> _Excerpt_:
####################

With age came appreciation for this discipline. The aggravation of having to wipe down a sink after I used it so the next person to enter would find it gleaming gradually morphed into something else. I found myself grateful for the compulsory discipline of perpetual cleaning. Why? Because now, my friends, I lay back and live the life of Riley, a life of relative ease.


Aside from the deep cleaning that must be performed periodically, my day to day cleaning is a lazy man's dream. Because I immediately clean after myself, regular cleaning is easy-peasy. The discipline I despised has endued me with a life of almost effortless cleanliness. Who'd a thunk?


No wonder Paul wrote, "Now no chastening' (according to Greek lexicons, the word discipline can be used here) "for the present seemeth to be joyous, but grievous: nevertheless afterward it yieldeth the peaceable fruit of righteousness unto them which are exercised thereby" (Hebrews 12:11).


Spiritual discipline is not something we wake up to in the morning and say, "Oh, I can hardly wait till God pulls my ear again!" And yet, just as the discipline of cleaning immediately after oneself led to an easier life in regard to cleaning as an adult, the disciplines required of those who love the Lord Jesus yield even greater fruit.


Such disciplines as reading God's Word daily, praying daily, surmounting the obstacles that aim to keep our prone-to-laziness body from going to church, little by little develop the character of Jesus in us. They seem hard at first—until we start reaping the fruit.


It took years of gritting my teeth to clean before reaching the level of being grateful for ingrained habits that make daily life easier. Reading your Bible one day won't turn you into a super-saint the next—but it will be a start!

####################

> _Information supplied_:
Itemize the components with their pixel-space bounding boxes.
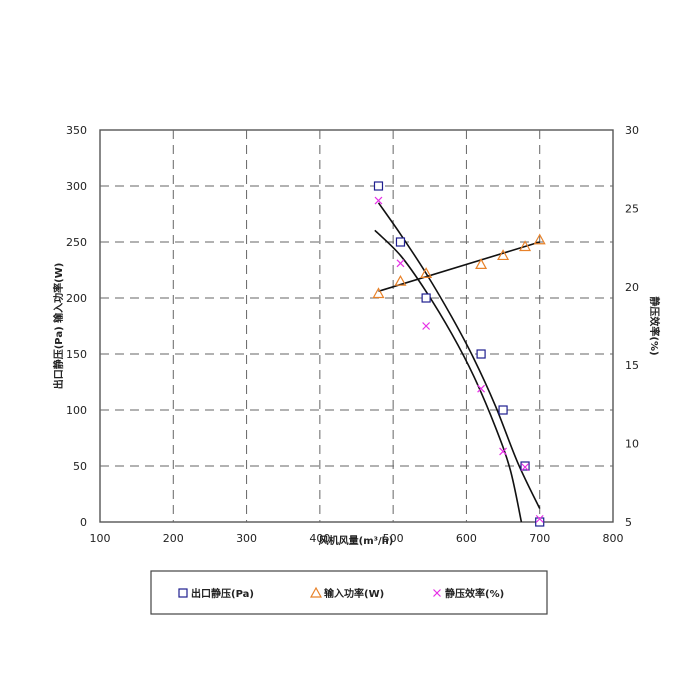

####################

> _What is required_:
Reproduce word for word the passage of the essay on discipline that begins at the words "Spiritual discipline is" and stops after "reaping the fruit.".

> _Result_:
Spiritual discipline is not something we wake up to in the morning and say, "Oh, I can hardly wait till God pulls my ear again!" And yet, just as the discipline of cleaning immediately after oneself led to an easier life in regard to cleaning as an adult, the disciplines required of those who love the Lord Jesus yield even greater fruit.


Such disciplines as reading God's Word daily, praying daily, surmounting the obstacles that aim to keep our prone-to-laziness body from going to church, little by little develop the character of Jesus in us. They seem hard at first—until we start reaping the fruit.